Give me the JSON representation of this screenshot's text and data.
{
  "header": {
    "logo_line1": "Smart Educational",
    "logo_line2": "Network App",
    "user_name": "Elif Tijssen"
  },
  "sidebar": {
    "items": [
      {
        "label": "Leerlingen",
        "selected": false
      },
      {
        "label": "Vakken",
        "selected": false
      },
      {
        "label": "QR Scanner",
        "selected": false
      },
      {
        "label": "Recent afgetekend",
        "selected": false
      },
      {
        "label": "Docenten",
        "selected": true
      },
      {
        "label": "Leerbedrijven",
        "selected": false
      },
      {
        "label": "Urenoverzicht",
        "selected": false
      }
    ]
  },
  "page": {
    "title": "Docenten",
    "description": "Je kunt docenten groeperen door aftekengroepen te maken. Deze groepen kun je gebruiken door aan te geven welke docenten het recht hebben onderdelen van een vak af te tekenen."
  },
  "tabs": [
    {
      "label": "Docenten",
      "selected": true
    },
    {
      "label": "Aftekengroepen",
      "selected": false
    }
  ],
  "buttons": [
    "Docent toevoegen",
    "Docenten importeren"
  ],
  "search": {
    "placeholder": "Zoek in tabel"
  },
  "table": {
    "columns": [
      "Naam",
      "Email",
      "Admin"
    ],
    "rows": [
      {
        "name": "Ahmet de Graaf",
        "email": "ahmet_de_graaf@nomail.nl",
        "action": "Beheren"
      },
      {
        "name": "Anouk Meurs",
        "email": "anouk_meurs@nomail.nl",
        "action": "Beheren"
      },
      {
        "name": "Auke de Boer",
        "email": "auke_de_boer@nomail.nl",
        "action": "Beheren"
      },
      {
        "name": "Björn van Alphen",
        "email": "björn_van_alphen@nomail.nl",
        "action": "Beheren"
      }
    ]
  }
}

### WHAT YOU HAVE TO DO
Search the data above for the word "nomail", then gather each line in which it appears.

### FINISHED ANSWER
        "email": "ahmet_de_graaf@nomail.nl",
        "email": "anouk_meurs@nomail.nl",
        "email": "auke_de_boer@nomail.nl",
        "email": "björn_van_alphen@nomail.nl",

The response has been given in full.